■ SHORT PROBLEM ■
Lines containing the word "estimate" are to be located and copied.
• • •
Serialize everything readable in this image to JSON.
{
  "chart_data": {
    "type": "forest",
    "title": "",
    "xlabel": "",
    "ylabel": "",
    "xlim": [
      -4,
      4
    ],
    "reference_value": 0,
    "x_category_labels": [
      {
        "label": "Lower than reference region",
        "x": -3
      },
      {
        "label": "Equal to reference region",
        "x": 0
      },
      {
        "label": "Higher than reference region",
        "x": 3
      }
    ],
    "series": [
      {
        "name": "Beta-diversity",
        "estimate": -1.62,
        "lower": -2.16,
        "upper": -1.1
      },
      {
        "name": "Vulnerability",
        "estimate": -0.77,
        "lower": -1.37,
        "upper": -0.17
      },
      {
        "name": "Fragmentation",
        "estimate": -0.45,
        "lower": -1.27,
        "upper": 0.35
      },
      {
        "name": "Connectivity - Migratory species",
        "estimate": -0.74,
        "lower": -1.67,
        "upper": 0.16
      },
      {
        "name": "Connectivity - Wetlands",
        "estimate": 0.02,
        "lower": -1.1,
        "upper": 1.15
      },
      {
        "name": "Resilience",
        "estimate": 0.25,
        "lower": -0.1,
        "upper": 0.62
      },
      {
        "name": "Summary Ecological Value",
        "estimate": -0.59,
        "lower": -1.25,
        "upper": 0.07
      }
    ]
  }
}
• • •
■ COMPLETED TASK ■
        "estimate": -1.62,
        "estimate": -0.77,
        "estimate": -0.45,
        "estimate": -0.74,
        "estimate": 0.02,
        "estimate": 0.25,
        "estimate": -0.59,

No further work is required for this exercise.